*Supplied material*
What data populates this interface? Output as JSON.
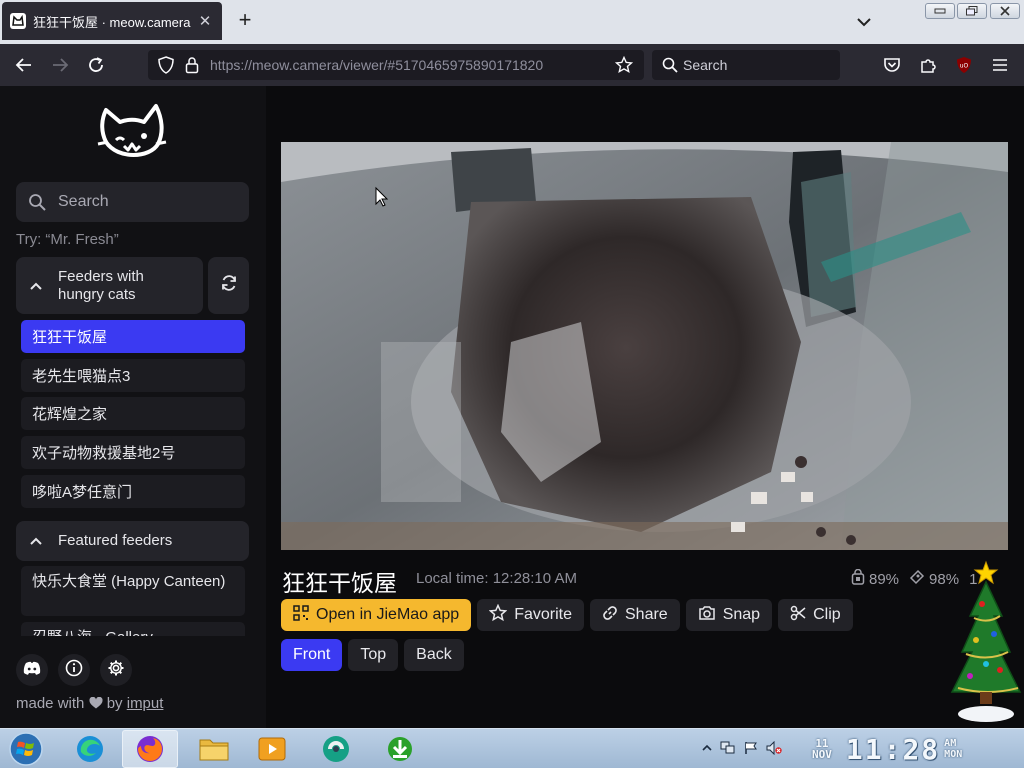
{
  "browser": {
    "tab_title": "狂狂干饭屋 · meow.camera",
    "url_host": "https://meow.camera",
    "url_path": "/viewer/#5170465975890171820",
    "search_placeholder": "Search"
  },
  "sidebar": {
    "search_placeholder": "Search",
    "hint": "Try: “Mr. Fresh”",
    "hungry_group_label": "Feeders with hungry cats",
    "hungry_feeders": [
      "狂狂干饭屋",
      "老先生喂猫点3",
      "花辉煌之家",
      "欢子动物救援基地2号",
      "哆啦A梦任意门"
    ],
    "featured_group_label": "Featured feeders",
    "featured_feeders": [
      "快乐大食堂 (Happy Canteen)",
      "忍野八海 · Gallery"
    ],
    "footer_text": "made with",
    "footer_by": "by",
    "footer_link": "imput"
  },
  "viewer": {
    "camera_name": "狂狂干饭屋",
    "local_time_label": "Local time:",
    "local_time": "12:28:10 AM",
    "battery": "89%",
    "food": "98%",
    "viewers": "1",
    "buttons": {
      "open_app": "Open in JieMao app",
      "favorite": "Favorite",
      "share": "Share",
      "snap": "Snap",
      "clip": "Clip"
    },
    "views": [
      "Front",
      "Top",
      "Back"
    ]
  },
  "taskbar": {
    "date_day": "11",
    "date_month": "NOV",
    "time": "11:28",
    "ampm_top": "AM",
    "ampm_bottom": "MON"
  },
  "colors": {
    "accent": "#3b3af2",
    "primary_button": "#f5b82e"
  }
}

*Job*
Give the entries again word for word, but skip the pictures.

*Task solution*
What data populates this interface? Output as JSON.
{
  "browser": {
    "tab_title": "狂狂干饭屋 · meow.camera",
    "url_host": "https://meow.camera",
    "url_path": "/viewer/#5170465975890171820",
    "search_placeholder": "Search"
  },
  "sidebar": {
    "search_placeholder": "Search",
    "hint": "Try: “Mr. Fresh”",
    "hungry_group_label": "Feeders with hungry cats",
    "hungry_feeders": [
      "狂狂干饭屋",
      "老先生喂猫点3",
      "花辉煌之家",
      "欢子动物救援基地2号",
      "哆啦A梦任意门"
    ],
    "featured_group_label": "Featured feeders",
    "featured_feeders": [
      "快乐大食堂 (Happy Canteen)",
      "忍野八海 · Gallery"
    ],
    "footer_text": "made with",
    "footer_by": "by",
    "footer_link": "imput"
  },
  "viewer": {
    "camera_name": "狂狂干饭屋",
    "local_time_label": "Local time:",
    "local_time": "12:28:10 AM",
    "battery": "89%",
    "food": "98%",
    "viewers": "1",
    "buttons": {
      "open_app": "Open in JieMao app",
      "favorite": "Favorite",
      "share": "Share",
      "snap": "Snap",
      "clip": "Clip"
    },
    "views": [
      "Front",
      "Top",
      "Back"
    ]
  },
  "taskbar": {
    "date_day": "11",
    "date_month": "NOV",
    "time": "11:28",
    "ampm_top": "AM",
    "ampm_bottom": "MON"
  },
  "colors": {
    "accent": "#3b3af2",
    "primary_button": "#f5b82e"
  }
}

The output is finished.